> Record list

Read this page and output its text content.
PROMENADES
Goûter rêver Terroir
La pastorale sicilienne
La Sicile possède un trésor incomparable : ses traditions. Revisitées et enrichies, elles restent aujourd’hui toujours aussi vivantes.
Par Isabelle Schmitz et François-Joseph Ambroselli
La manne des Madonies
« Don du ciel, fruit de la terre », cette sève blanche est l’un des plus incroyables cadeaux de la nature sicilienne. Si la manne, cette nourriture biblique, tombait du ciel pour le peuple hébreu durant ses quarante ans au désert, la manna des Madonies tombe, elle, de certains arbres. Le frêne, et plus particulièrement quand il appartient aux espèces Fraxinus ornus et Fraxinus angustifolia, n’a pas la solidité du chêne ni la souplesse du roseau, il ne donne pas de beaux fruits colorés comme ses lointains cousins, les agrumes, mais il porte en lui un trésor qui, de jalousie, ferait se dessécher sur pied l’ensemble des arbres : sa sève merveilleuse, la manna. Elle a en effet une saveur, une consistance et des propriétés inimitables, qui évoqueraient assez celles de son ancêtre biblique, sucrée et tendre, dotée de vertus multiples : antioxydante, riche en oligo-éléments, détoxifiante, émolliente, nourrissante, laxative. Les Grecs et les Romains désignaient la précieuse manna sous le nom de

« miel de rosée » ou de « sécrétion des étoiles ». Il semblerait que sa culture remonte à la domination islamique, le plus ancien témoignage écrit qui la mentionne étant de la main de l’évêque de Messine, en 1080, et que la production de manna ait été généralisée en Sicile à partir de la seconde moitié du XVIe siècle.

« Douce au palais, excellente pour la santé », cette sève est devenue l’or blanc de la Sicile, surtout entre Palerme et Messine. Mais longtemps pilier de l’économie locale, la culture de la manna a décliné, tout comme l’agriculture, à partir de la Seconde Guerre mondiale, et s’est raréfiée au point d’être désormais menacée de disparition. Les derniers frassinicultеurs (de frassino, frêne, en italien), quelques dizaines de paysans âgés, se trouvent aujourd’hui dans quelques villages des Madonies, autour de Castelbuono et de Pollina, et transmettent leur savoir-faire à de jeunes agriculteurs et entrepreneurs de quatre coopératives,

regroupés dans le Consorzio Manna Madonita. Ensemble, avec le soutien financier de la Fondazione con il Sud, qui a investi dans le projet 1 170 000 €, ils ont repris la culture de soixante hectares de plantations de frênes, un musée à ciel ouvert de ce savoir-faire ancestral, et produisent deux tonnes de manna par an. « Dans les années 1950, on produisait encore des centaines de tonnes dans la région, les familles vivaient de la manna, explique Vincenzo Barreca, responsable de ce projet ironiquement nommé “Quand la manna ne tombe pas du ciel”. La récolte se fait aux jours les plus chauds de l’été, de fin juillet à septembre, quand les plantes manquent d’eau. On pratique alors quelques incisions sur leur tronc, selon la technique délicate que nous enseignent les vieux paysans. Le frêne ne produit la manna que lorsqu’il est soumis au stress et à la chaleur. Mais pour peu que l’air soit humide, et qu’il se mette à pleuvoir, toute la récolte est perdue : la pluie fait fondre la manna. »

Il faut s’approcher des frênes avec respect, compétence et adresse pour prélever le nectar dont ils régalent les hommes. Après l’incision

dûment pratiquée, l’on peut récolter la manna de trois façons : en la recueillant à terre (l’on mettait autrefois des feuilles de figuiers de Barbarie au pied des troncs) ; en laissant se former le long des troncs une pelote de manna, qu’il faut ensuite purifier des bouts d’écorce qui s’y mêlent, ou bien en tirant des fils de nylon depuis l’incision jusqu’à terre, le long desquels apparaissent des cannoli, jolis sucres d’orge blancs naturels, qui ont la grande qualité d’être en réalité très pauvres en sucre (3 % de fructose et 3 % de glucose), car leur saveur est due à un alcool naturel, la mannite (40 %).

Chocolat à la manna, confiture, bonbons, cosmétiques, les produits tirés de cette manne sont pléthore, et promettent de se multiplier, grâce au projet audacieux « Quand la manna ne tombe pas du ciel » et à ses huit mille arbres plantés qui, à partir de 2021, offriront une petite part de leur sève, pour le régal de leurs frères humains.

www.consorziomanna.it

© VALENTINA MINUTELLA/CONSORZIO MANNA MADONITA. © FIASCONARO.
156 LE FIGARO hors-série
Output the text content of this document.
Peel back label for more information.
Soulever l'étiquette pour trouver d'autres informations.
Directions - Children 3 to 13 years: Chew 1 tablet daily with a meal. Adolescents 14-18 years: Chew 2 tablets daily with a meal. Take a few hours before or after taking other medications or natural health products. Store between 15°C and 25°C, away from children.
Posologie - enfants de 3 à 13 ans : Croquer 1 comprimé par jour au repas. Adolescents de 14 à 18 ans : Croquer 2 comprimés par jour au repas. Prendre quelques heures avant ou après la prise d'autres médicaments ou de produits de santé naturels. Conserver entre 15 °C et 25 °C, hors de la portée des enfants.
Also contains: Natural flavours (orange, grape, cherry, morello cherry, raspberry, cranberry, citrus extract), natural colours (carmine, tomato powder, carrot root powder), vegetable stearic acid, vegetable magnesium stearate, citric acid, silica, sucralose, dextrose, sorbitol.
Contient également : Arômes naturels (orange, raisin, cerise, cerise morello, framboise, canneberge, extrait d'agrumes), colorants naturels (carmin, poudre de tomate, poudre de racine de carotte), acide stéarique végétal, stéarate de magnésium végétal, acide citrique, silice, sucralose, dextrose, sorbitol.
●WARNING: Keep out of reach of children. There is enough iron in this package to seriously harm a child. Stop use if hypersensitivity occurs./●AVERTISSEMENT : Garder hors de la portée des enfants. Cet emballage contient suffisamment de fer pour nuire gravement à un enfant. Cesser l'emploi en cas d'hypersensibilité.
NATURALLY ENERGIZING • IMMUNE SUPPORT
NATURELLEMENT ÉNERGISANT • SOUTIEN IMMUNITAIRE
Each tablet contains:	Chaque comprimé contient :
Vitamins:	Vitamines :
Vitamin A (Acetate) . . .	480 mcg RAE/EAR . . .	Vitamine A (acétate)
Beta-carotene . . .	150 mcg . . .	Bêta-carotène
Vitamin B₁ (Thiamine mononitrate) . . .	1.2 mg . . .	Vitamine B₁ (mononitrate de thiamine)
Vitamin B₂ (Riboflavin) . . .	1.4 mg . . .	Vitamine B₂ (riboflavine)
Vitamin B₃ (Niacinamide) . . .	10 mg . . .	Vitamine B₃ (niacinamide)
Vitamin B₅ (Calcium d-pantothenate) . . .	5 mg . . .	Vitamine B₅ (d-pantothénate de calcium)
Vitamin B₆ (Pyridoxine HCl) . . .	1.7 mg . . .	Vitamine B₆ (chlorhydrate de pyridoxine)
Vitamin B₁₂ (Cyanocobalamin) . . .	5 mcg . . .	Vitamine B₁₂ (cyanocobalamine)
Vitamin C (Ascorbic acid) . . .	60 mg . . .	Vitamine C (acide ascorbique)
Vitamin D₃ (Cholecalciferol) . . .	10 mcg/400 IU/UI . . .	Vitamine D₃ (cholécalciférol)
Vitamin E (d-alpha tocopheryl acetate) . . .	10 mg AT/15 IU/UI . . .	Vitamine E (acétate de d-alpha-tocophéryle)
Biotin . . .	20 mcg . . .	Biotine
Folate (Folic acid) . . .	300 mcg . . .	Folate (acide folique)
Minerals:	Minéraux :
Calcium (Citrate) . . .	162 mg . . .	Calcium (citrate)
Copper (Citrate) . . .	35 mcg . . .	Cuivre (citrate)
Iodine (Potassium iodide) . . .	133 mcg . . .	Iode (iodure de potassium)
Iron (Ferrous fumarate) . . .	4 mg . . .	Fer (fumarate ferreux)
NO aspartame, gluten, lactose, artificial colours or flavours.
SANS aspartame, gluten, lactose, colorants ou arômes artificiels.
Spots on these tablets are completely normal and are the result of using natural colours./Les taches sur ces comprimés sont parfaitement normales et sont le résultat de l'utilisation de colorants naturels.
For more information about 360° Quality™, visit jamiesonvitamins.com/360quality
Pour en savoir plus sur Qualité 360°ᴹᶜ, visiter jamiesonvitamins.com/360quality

> Given problem
Pick out every line of the listing containing the word "contains", and show those lines.

> Solution to this exercise
Also contains: Natural flavours (orange, grape, cherry, morello cherry, raspberry, cranberry, citrus extract), natural colours (carmine, tomato powder, carrot root powder), vegetable stearic acid, vegetable magnesium stearate, citric acid, silica, sucralose, dextrose, sorbitol.
Each tablet contains:	Chaque comprimé contient :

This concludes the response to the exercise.